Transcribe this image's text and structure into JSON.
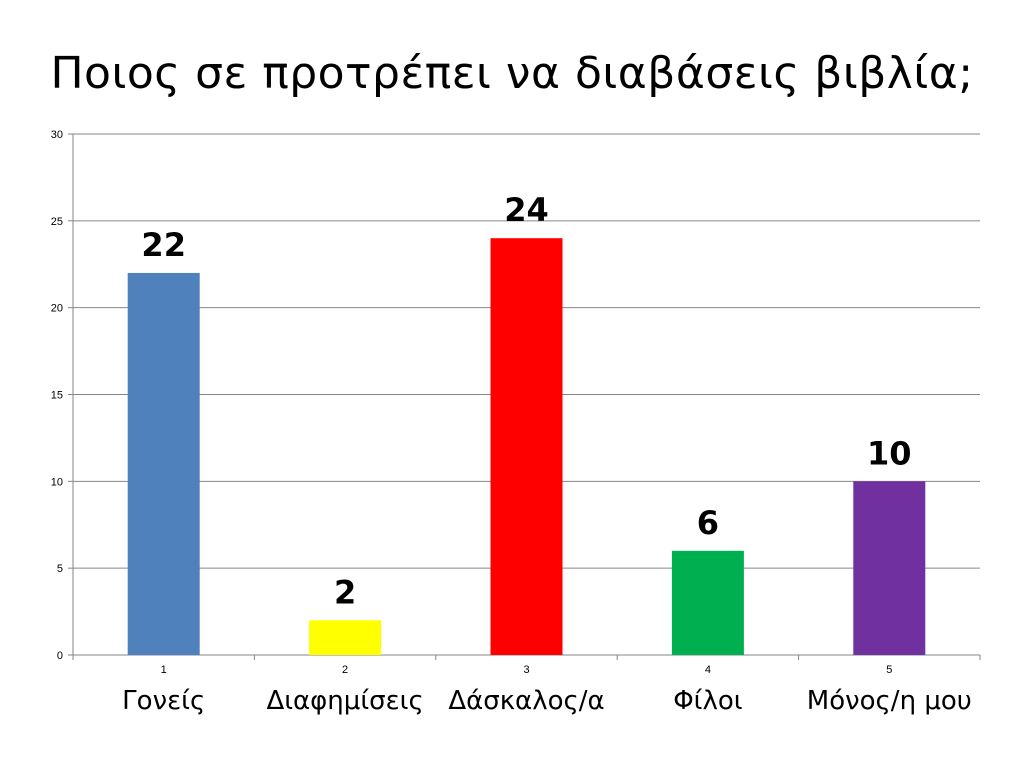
{
  "slide": {
    "title": "Ποιος σε προτρέπει να διαβάσεις βιβλία;"
  },
  "chart_data": {
    "type": "bar",
    "title": "Ποιος σε προτρέπει να διαβάσεις βιβλία;",
    "xlabel": "",
    "ylabel": "",
    "categories": [
      "1",
      "2",
      "3",
      "4",
      "5"
    ],
    "category_names": [
      "Γονείς",
      "Διαφημίσεις",
      "Δάσκαλος/α",
      "Φίλοι",
      "Μόνος/η μου"
    ],
    "values": [
      22,
      2,
      24,
      6,
      10
    ],
    "data_labels": [
      "22",
      "2",
      "24",
      "6",
      "10"
    ],
    "bar_colors": [
      "#4f81bd",
      "#ffff00",
      "#ff0000",
      "#00b050",
      "#7030a0"
    ],
    "ylim": [
      0,
      30
    ],
    "yticks": [
      0,
      5,
      10,
      15,
      20,
      25,
      30
    ],
    "ytick_labels": [
      "0",
      "5",
      "10",
      "15",
      "20",
      "25",
      "30"
    ],
    "grid": true,
    "legend": "none"
  }
}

-=-=-

What to work on: Write out the entries again, exactly as given, skipping any images.

Problem solution:
Transcribe this image's text and structure into JSON.
{
  "slide": {
    "title": "Ποιος σε προτρέπει να διαβάσεις βιβλία;"
  },
  "chart_data": {
    "type": "bar",
    "title": "Ποιος σε προτρέπει να διαβάσεις βιβλία;",
    "xlabel": "",
    "ylabel": "",
    "categories": [
      "1",
      "2",
      "3",
      "4",
      "5"
    ],
    "category_names": [
      "Γονείς",
      "Διαφημίσεις",
      "Δάσκαλος/α",
      "Φίλοι",
      "Μόνος/η μου"
    ],
    "values": [
      22,
      2,
      24,
      6,
      10
    ],
    "data_labels": [
      "22",
      "2",
      "24",
      "6",
      "10"
    ],
    "bar_colors": [
      "#4f81bd",
      "#ffff00",
      "#ff0000",
      "#00b050",
      "#7030a0"
    ],
    "ylim": [
      0,
      30
    ],
    "yticks": [
      0,
      5,
      10,
      15,
      20,
      25,
      30
    ],
    "ytick_labels": [
      "0",
      "5",
      "10",
      "15",
      "20",
      "25",
      "30"
    ],
    "grid": true,
    "legend": "none"
  }
}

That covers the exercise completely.